• [EXERCISE GOAL] Quote the gas burner passage word for word, from "BRIEF DESCRIPTION OF" to "timer on/off cycle.".

• [SOURCE PASSAGE]
......
In a further aspect, first and second gas valve means are coupled
between said source of combustible gas and said mixing means.
Control means is provided for (a) cyclically opening and closing
said second gas valve means whereby said second gas valve means is
opened for a first time period and closed for a second time period
during each cycle; (b) opening said first gas valve means at the
same time that said second gas valve means is opened during each
cycle for allowing additional combustible gas from said source of
combustible gas to flow to said mixing means; (c) at a delayed time
following the beginning of said first time period and before the
end of said first time period of each cycle, closing said first gas
valve means and reducing the flow of air through said air valve
means to said mixing means; and (d) at the end of said first time
period of each cycle, closing said second gas valve means and
increasing the flow of air through said air valve means to said
mixing means. This arrangement operates the burners in an on/off
cycle.
In another aspect, there is provided a switching system for
operating the burners in either a varying flame intensity cycle or
an on/off cycle. This provides the desired versatility to achieve
optimum heating for a particular synthetic. For example, plastic
sheeting that has an optimum infrared range of 3 UM (microns) is
best controlled with the burner on/off cycle. In another example,
the thermoforming of composites require a higher temperature to
form and shifting of the micron wave length to around 7 UM. This is
best controlled by the flame intensity cycle high/low flame. The
switching system allows the system to operate in either mode or
state by a simple adjustment of the switch.
The burners of the invention comprise a plurality of burners
located to form a row of burners. Means is coupled to each of said
burners for varying the flow of combustible gas mixture to its
burner. A pilot is located next to one of said burners intermediate
the two ends of the row of burners. The pilot comprises a conduit
having an inlet end for receiving a combustible gas mixture and two
opposite facing outlet ends for directing two pilot flames in
opposite directions. One outlet end faces one end of the row of
burners, and the other outlet end faces the other end of the row of
burners.
BRIEF DESCRIPTION OF THE DRAWINGS
FIG. 1 is a side view of a row of burners.
FIG. 2 illustrates a source of air and gas and a valving
system.
FIG. 3 is an electrical schematic of the electrical control system.
The components of FIGS. 1-3 are mechanically and electrically
connected together according to the reference numerals shown to
form a complete system for controlling the burners of FIG. 1.
FIG. 4 is a diagram of the control timer on/off cycle.
FIG. 5 is a diagram of a portion of the flame intensity cycle.
FIG. 6 is an enlarged diagram of a portion of the burner on/off
cycle.
......
• [STORED DATA]

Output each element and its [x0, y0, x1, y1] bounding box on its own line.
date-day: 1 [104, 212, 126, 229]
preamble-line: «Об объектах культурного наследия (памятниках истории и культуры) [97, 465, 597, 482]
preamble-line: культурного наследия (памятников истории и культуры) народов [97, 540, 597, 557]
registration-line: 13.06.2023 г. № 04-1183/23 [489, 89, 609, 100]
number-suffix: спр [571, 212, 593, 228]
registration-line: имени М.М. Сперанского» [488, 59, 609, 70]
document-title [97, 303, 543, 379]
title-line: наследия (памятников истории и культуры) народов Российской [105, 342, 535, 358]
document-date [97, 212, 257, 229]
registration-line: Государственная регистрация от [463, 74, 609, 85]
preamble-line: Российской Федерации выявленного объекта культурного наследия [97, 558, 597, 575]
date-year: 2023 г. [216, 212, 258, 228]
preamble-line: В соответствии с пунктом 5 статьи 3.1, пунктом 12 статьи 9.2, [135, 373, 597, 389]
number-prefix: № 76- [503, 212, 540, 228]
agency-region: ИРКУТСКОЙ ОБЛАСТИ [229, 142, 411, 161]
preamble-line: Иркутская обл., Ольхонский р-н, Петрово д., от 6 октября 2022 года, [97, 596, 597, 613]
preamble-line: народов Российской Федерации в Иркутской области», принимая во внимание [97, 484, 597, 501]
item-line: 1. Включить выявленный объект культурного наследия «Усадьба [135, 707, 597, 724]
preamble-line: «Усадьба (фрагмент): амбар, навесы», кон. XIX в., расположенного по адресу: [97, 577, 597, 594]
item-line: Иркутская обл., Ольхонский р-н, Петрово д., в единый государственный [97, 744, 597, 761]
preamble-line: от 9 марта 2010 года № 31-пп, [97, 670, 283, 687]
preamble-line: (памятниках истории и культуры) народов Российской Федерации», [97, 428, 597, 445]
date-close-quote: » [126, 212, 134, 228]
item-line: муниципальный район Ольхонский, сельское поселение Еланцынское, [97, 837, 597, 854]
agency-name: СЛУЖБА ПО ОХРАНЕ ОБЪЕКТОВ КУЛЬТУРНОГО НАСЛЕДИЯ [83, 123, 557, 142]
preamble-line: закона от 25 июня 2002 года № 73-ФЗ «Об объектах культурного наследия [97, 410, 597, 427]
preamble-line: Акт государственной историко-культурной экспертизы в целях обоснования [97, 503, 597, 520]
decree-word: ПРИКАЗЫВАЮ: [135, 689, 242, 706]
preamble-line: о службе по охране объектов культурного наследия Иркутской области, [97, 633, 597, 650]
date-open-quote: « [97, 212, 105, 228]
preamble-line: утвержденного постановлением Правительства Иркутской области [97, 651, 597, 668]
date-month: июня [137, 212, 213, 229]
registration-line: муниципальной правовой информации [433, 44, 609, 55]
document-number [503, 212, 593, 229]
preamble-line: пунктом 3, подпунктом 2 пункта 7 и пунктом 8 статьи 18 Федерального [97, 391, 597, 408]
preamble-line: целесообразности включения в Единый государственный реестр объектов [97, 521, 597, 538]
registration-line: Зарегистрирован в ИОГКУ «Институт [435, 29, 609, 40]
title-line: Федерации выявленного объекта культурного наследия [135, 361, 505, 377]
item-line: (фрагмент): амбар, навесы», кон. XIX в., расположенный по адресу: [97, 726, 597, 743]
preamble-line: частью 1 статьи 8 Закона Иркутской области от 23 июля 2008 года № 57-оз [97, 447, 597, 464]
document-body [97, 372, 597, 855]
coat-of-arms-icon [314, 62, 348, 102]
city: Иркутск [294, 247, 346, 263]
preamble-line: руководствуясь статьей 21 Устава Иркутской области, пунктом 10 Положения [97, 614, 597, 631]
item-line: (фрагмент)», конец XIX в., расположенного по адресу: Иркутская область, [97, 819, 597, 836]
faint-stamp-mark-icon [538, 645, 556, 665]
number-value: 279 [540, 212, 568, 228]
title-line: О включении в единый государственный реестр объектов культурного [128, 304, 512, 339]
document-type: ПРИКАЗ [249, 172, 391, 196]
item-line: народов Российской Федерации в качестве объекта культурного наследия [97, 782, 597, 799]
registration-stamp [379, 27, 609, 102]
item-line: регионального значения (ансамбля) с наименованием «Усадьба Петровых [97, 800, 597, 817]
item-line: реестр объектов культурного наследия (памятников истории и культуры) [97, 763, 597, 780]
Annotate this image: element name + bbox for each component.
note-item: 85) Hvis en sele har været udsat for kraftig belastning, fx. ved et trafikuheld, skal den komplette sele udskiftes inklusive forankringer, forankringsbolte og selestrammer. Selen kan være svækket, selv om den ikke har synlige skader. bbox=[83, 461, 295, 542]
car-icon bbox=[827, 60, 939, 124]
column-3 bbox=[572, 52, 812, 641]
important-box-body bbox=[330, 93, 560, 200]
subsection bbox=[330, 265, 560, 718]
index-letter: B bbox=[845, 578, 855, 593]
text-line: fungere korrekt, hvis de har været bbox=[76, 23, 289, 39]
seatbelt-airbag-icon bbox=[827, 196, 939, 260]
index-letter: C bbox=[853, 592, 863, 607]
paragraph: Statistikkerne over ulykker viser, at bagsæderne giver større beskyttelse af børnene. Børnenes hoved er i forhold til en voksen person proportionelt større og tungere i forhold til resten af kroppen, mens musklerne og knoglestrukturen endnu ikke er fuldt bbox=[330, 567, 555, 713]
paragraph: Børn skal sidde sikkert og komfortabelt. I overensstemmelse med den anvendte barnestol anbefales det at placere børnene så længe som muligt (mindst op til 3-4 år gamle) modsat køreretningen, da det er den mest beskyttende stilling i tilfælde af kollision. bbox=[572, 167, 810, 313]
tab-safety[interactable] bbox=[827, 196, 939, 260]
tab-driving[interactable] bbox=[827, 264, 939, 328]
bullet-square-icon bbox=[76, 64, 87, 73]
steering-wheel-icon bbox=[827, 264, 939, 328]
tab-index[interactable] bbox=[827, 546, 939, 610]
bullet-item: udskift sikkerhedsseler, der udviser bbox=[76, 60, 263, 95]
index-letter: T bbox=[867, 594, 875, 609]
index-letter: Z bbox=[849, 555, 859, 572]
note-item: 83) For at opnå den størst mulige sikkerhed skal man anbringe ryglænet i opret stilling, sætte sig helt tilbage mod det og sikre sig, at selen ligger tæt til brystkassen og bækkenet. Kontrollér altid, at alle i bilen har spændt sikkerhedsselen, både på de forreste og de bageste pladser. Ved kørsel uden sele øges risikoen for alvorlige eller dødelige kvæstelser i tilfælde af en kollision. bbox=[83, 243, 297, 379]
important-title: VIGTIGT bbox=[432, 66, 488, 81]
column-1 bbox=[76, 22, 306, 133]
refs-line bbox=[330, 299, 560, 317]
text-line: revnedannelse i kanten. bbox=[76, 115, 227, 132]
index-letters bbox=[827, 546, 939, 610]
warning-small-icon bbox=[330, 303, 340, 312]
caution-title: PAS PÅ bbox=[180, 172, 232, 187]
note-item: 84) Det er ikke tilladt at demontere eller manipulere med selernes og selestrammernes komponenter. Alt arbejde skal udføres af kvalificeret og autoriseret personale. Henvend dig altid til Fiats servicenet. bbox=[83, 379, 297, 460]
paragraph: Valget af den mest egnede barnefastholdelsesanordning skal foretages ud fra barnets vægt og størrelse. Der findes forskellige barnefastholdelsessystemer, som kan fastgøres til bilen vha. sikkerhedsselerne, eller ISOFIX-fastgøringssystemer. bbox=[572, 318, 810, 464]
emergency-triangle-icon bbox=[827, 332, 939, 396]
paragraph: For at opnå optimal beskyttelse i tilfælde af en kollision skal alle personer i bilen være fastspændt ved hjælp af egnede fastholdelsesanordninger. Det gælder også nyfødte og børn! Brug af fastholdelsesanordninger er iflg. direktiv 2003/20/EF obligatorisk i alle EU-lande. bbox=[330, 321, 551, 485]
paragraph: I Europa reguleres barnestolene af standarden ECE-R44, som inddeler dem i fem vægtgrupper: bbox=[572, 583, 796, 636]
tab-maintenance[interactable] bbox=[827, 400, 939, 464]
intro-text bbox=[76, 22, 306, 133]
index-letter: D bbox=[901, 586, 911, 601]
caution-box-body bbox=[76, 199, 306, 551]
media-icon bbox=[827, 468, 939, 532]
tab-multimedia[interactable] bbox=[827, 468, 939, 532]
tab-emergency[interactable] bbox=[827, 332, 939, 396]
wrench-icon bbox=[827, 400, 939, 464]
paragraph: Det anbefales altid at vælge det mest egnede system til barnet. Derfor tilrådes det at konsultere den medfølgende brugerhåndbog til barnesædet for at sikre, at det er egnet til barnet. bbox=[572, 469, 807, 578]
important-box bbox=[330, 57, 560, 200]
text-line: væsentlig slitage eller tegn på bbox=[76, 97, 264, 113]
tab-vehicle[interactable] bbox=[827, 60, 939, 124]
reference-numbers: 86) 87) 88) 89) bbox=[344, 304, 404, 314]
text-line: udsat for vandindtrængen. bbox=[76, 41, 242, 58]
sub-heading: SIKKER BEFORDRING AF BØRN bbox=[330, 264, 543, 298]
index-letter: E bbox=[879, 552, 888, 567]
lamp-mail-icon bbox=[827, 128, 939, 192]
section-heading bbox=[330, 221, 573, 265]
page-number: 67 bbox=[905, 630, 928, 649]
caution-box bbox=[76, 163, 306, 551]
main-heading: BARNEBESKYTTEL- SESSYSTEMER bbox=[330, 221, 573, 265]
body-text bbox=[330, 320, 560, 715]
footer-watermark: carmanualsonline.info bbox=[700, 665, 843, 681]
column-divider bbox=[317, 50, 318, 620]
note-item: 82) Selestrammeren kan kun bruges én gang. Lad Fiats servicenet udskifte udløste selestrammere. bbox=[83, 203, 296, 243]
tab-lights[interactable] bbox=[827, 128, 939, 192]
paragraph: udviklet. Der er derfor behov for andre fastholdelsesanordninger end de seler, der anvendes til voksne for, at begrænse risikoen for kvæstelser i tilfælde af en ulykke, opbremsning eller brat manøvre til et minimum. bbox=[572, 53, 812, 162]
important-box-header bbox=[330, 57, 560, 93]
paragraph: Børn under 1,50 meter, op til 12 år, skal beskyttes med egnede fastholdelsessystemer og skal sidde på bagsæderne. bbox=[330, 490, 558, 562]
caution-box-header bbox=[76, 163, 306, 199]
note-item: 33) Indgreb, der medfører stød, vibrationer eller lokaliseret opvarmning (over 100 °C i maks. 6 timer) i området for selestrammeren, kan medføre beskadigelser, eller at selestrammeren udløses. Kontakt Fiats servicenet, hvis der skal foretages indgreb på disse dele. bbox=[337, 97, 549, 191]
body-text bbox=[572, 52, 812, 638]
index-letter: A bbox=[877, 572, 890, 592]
......
• [COMPLETE RESPONSE]
BRIEF DESCRIPTION OF THE DRAWINGS
FIG. 1 is a side view of a row of burners.
FIG. 2 illustrates a source of air and gas and a valving
system.
FIG. 3 is an electrical schematic of the electrical control system.
The components of FIGS. 1-3 are mechanically and electrically
connected together according to the reference numerals shown to
form a complete system for controlling the burners of FIG. 1.
FIG. 4 is a diagram of the control timer on/off cycle.